Figure collection entries
## Begin
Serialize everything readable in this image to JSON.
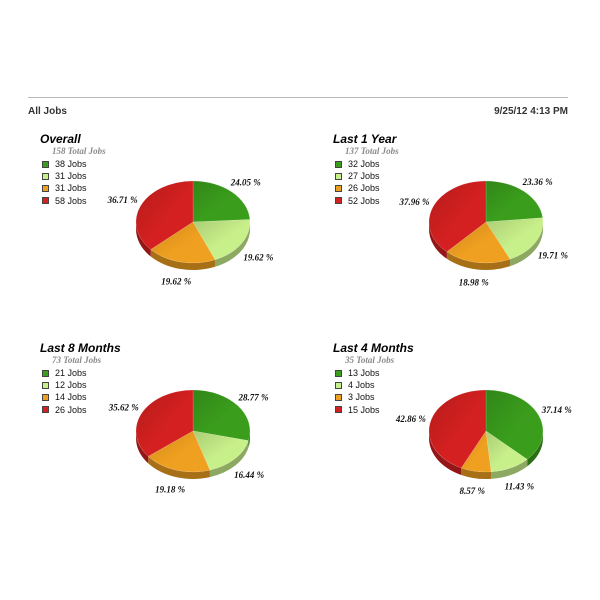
{
  "header": {
    "title": "All Jobs",
    "timestamp": "9/25/12 4:13 PM"
  },
  "colors": {
    "green": "#3a9e1c",
    "lightgreen": "#c8f08a",
    "orange": "#f0a020",
    "red": "#d42020"
  },
  "panels": [
    {
      "title": "Overall",
      "subtitle": "158 Total Jobs",
      "legend": [
        "38 Jobs",
        "31 Jobs",
        "31 Jobs",
        "58 Jobs"
      ],
      "percent_labels": [
        "24.05 %",
        "19.62 %",
        "19.62 %",
        "36.71 %"
      ]
    },
    {
      "title": "Last 1 Year",
      "subtitle": "137 Total Jobs",
      "legend": [
        "32 Jobs",
        "27 Jobs",
        "26 Jobs",
        "52 Jobs"
      ],
      "percent_labels": [
        "23.36 %",
        "19.71 %",
        "18.98 %",
        "37.96 %"
      ]
    },
    {
      "title": "Last 8 Months",
      "subtitle": "73 Total Jobs",
      "legend": [
        "21 Jobs",
        "12 Jobs",
        "14 Jobs",
        "26 Jobs"
      ],
      "percent_labels": [
        "28.77 %",
        "16.44 %",
        "19.18 %",
        "35.62 %"
      ]
    },
    {
      "title": "Last 4 Months",
      "subtitle": "35 Total Jobs",
      "legend": [
        "13 Jobs",
        "4 Jobs",
        "3 Jobs",
        "15 Jobs"
      ],
      "percent_labels": [
        "37.14 %",
        "11.43 %",
        "8.57 %",
        "42.86 %"
      ]
    }
  ],
  "chart_data": [
    {
      "type": "pie",
      "title": "Overall",
      "subtitle": "158 Total Jobs",
      "categories": [
        "38 Jobs",
        "31 Jobs",
        "31 Jobs",
        "58 Jobs"
      ],
      "values": [
        38,
        31,
        31,
        58
      ],
      "percentages": [
        24.05,
        19.62,
        19.62,
        36.71
      ],
      "legend": "left"
    },
    {
      "type": "pie",
      "title": "Last 1 Year",
      "subtitle": "137 Total Jobs",
      "categories": [
        "32 Jobs",
        "27 Jobs",
        "26 Jobs",
        "52 Jobs"
      ],
      "values": [
        32,
        27,
        26,
        52
      ],
      "percentages": [
        23.36,
        19.71,
        18.98,
        37.96
      ],
      "legend": "left"
    },
    {
      "type": "pie",
      "title": "Last 8 Months",
      "subtitle": "73 Total Jobs",
      "categories": [
        "21 Jobs",
        "12 Jobs",
        "14 Jobs",
        "26 Jobs"
      ],
      "values": [
        21,
        12,
        14,
        26
      ],
      "percentages": [
        28.77,
        16.44,
        19.18,
        35.62
      ],
      "legend": "left"
    },
    {
      "type": "pie",
      "title": "Last 4 Months",
      "subtitle": "35 Total Jobs",
      "categories": [
        "13 Jobs",
        "4 Jobs",
        "3 Jobs",
        "15 Jobs"
      ],
      "values": [
        13,
        4,
        3,
        15
      ],
      "percentages": [
        37.14,
        11.43,
        8.57,
        42.86
      ],
      "legend": "left"
    }
  ]
}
## End
_Problem details_
Reproduce each line exactly as it appears, omitting the pictures.

_Result below_
Serialize everything readable in this image to JSON.
{
  "header": {
    "title": "All Jobs",
    "timestamp": "9/25/12 4:13 PM"
  },
  "colors": {
    "green": "#3a9e1c",
    "lightgreen": "#c8f08a",
    "orange": "#f0a020",
    "red": "#d42020"
  },
  "panels": [
    {
      "title": "Overall",
      "subtitle": "158 Total Jobs",
      "legend": [
        "38 Jobs",
        "31 Jobs",
        "31 Jobs",
        "58 Jobs"
      ],
      "percent_labels": [
        "24.05 %",
        "19.62 %",
        "19.62 %",
        "36.71 %"
      ]
    },
    {
      "title": "Last 1 Year",
      "subtitle": "137 Total Jobs",
      "legend": [
        "32 Jobs",
        "27 Jobs",
        "26 Jobs",
        "52 Jobs"
      ],
      "percent_labels": [
        "23.36 %",
        "19.71 %",
        "18.98 %",
        "37.96 %"
      ]
    },
    {
      "title": "Last 8 Months",
      "subtitle": "73 Total Jobs",
      "legend": [
        "21 Jobs",
        "12 Jobs",
        "14 Jobs",
        "26 Jobs"
      ],
      "percent_labels": [
        "28.77 %",
        "16.44 %",
        "19.18 %",
        "35.62 %"
      ]
    },
    {
      "title": "Last 4 Months",
      "subtitle": "35 Total Jobs",
      "legend": [
        "13 Jobs",
        "4 Jobs",
        "3 Jobs",
        "15 Jobs"
      ],
      "percent_labels": [
        "37.14 %",
        "11.43 %",
        "8.57 %",
        "42.86 %"
      ]
    }
  ],
  "chart_data": [
    {
      "type": "pie",
      "title": "Overall",
      "subtitle": "158 Total Jobs",
      "categories": [
        "38 Jobs",
        "31 Jobs",
        "31 Jobs",
        "58 Jobs"
      ],
      "values": [
        38,
        31,
        31,
        58
      ],
      "percentages": [
        24.05,
        19.62,
        19.62,
        36.71
      ],
      "legend": "left"
    },
    {
      "type": "pie",
      "title": "Last 1 Year",
      "subtitle": "137 Total Jobs",
      "categories": [
        "32 Jobs",
        "27 Jobs",
        "26 Jobs",
        "52 Jobs"
      ],
      "values": [
        32,
        27,
        26,
        52
      ],
      "percentages": [
        23.36,
        19.71,
        18.98,
        37.96
      ],
      "legend": "left"
    },
    {
      "type": "pie",
      "title": "Last 8 Months",
      "subtitle": "73 Total Jobs",
      "categories": [
        "21 Jobs",
        "12 Jobs",
        "14 Jobs",
        "26 Jobs"
      ],
      "values": [
        21,
        12,
        14,
        26
      ],
      "percentages": [
        28.77,
        16.44,
        19.18,
        35.62
      ],
      "legend": "left"
    },
    {
      "type": "pie",
      "title": "Last 4 Months",
      "subtitle": "35 Total Jobs",
      "categories": [
        "13 Jobs",
        "4 Jobs",
        "3 Jobs",
        "15 Jobs"
      ],
      "values": [
        13,
        4,
        3,
        15
      ],
      "percentages": [
        37.14,
        11.43,
        8.57,
        42.86
      ],
      "legend": "left"
    }
  ]
}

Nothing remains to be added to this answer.